Saved entries
————————

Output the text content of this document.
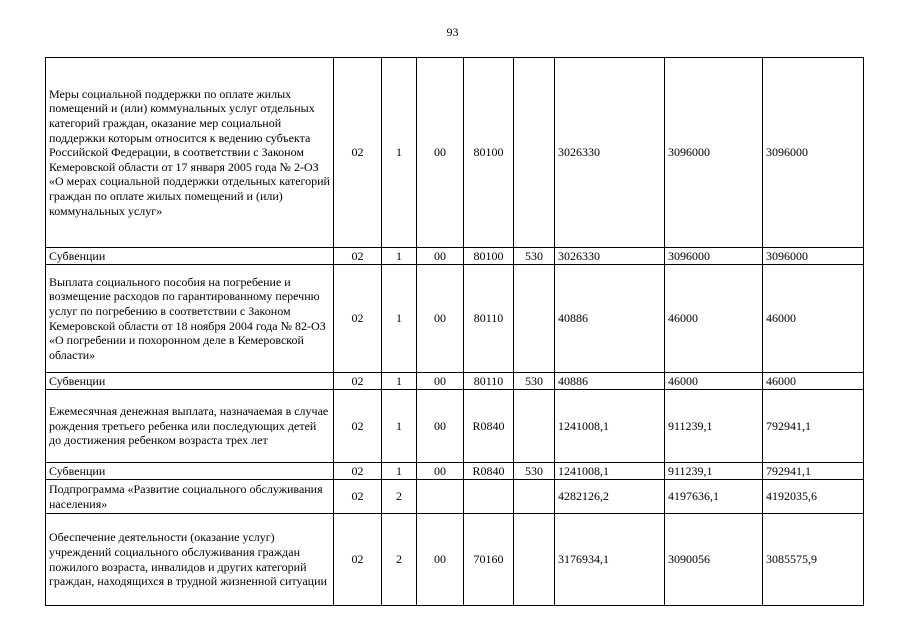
93
Меры социальной поддержки по оплате жилых помещений и (или) коммунальных услуг отдельных категорий граждан, оказание мер социальной поддержки которым относится к ведению субъекта Российской Федерации, в соответствии с Законом Кемеровской области от 17 января 2005 года № 2-ОЗ «О мерах социальной поддержки отдельных категорий граждан по оплате жилых помещений и (или) коммунальных услуг»	02	1	00	80100		3026330	3096000	3096000
Субвенции	02	1	00	80100	530	3026330	3096000	3096000
Выплата социального пособия на погребение и возмещение расходов по гарантированному перечню услуг по погребению в соответствии с Законом Кемеровской области от 18 ноября 2004 года № 82-ОЗ «О погребении и похоронном деле в Кемеровской области»	02	1	00	80110		40886	46000	46000
Субвенции	02	1	00	80110	530	40886	46000	46000
Ежемесячная денежная выплата, назначаемая в случае рождения третьего ребенка или последующих детей до достижения ребенком возраста трех лет	02	1	00	R0840		1241008,1	911239,1	792941,1
Субвенции	02	1	00	R0840	530	1241008,1	911239,1	792941,1
Подпрограмма «Развитие социального обслуживания населения»	02	2				4282126,2	4197636,1	4192035,6
Обеспечение деятельности (оказание услуг) учреждений социального обслуживания граждан пожилого возраста, инвалидов и других категорий граждан, находящихся в трудной жизненной ситуации	02	2	00	70160		3176934,1	3090056	3085575,9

————————

Output every entry word for word, but omit the pictures.

Output the text content of this document.
93
Меры социальной поддержки по оплате жилых помещений и (или) коммунальных услуг отдельных категорий граждан, оказание мер социальной поддержки которым относится к ведению субъекта Российской Федерации, в соответствии с Законом Кемеровской области от 17 января 2005 года № 2-ОЗ «О мерах социальной поддержки отдельных категорий граждан по оплате жилых помещений и (или) коммунальных услуг»	02	1	00	80100		3026330	3096000	3096000
Субвенции	02	1	00	80100	530	3026330	3096000	3096000
Выплата социального пособия на погребение и возмещение расходов по гарантированному перечню услуг по погребению в соответствии с Законом Кемеровской области от 18 ноября 2004 года № 82-ОЗ «О погребении и похоронном деле в Кемеровской области»	02	1	00	80110		40886	46000	46000
Субвенции	02	1	00	80110	530	40886	46000	46000
Ежемесячная денежная выплата, назначаемая в случае рождения третьего ребенка или последующих детей до достижения ребенком возраста трех лет	02	1	00	R0840		1241008,1	911239,1	792941,1
Субвенции	02	1	00	R0840	530	1241008,1	911239,1	792941,1
Подпрограмма «Развитие социального обслуживания населения»	02	2				4282126,2	4197636,1	4192035,6
Обеспечение деятельности (оказание услуг) учреждений социального обслуживания граждан пожилого возраста, инвалидов и других категорий граждан, находящихся в трудной жизненной ситуации	02	2	00	70160		3176934,1	3090056	3085575,9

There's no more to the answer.